Task statement:
Reproduce the listing below without any change.

Dataset records:
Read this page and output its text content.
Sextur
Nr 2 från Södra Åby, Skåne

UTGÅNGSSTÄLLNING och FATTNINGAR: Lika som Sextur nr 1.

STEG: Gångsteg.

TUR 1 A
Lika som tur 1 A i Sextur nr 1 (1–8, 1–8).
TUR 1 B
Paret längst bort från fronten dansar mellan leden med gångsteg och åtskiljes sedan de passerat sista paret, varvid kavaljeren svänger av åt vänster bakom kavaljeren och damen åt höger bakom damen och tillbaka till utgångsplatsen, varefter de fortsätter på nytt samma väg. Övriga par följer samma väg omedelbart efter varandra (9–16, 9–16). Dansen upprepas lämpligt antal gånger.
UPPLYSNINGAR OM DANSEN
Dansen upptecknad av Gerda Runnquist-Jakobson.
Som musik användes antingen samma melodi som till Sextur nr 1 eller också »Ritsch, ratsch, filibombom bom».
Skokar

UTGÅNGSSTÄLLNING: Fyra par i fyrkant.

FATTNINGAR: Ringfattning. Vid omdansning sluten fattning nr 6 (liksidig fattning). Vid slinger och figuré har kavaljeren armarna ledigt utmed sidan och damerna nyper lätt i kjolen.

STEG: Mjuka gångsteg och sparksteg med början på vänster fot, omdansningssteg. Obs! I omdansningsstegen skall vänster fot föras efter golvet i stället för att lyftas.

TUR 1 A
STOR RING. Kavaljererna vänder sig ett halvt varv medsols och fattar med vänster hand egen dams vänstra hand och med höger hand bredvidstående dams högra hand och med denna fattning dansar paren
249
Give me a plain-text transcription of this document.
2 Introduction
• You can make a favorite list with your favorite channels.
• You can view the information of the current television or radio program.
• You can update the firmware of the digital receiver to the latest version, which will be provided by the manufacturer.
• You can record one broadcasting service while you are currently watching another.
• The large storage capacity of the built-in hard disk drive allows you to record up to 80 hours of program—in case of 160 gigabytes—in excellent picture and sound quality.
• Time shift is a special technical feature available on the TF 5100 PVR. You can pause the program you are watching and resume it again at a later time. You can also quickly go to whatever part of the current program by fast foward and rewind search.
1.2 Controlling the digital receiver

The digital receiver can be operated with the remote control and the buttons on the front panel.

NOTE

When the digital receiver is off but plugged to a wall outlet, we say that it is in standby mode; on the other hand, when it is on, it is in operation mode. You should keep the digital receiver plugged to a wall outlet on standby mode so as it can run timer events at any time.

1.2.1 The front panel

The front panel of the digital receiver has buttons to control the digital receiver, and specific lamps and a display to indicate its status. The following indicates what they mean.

Result of the task:
Read this page and output its text content.
Sextur
Nr 2 från Södra Åby, Skåne

UTGÅNGSSTÄLLNING och FATTNINGAR: Lika som Sextur nr 1.

STEG: Gångsteg.

TUR 1 A
Lika som tur 1 A i Sextur nr 1 (1–8, 1–8).
TUR 1 B
Paret längst bort från fronten dansar mellan leden med gångsteg och åtskiljes sedan de passerat sista paret, varvid kavaljeren svänger av åt vänster bakom kavaljeren och damen åt höger bakom damen och tillbaka till utgångsplatsen, varefter de fortsätter på nytt samma väg. Övriga par följer samma väg omedelbart efter varandra (9–16, 9–16). Dansen upprepas lämpligt antal gånger.
UPPLYSNINGAR OM DANSEN
Dansen upptecknad av Gerda Runnquist-Jakobson.
Som musik användes antingen samma melodi som till Sextur nr 1 eller också »Ritsch, ratsch, filibombom bom».
Skokar

UTGÅNGSSTÄLLNING: Fyra par i fyrkant.

FATTNINGAR: Ringfattning. Vid omdansning sluten fattning nr 6 (liksidig fattning). Vid slinger och figuré har kavaljeren armarna ledigt utmed sidan och damerna nyper lätt i kjolen.

STEG: Mjuka gångsteg och sparksteg med början på vänster fot, omdansningssteg. Obs! I omdansningsstegen skall vänster fot föras efter golvet i stället för att lyftas.

TUR 1 A
STOR RING. Kavaljererna vänder sig ett halvt varv medsols och fattar med vänster hand egen dams vänstra hand och med höger hand bredvidstående dams högra hand och med denna fattning dansar paren
249
Give me a plain-text transcription of this document.
2 Introduction
• You can make a favorite list with your favorite channels.
• You can view the information of the current television or radio program.
• You can update the firmware of the digital receiver to the latest version, which will be provided by the manufacturer.
• You can record one broadcasting service while you are currently watching another.
• The large storage capacity of the built-in hard disk drive allows you to record up to 80 hours of program—in case of 160 gigabytes—in excellent picture and sound quality.
• Time shift is a special technical feature available on the TF 5100 PVR. You can pause the program you are watching and resume it again at a later time. You can also quickly go to whatever part of the current program by fast foward and rewind search.
1.2 Controlling the digital receiver

The digital receiver can be operated with the remote control and the buttons on the front panel.

NOTE

When the digital receiver is off but plugged to a wall outlet, we say that it is in standby mode; on the other hand, when it is on, it is in operation mode. You should keep the digital receiver plugged to a wall outlet on standby mode so as it can run timer events at any time.

1.2.1 The front panel

The front panel of the digital receiver has buttons to control the digital receiver, and specific lamps and a display to indicate its status. The following indicates what they mean.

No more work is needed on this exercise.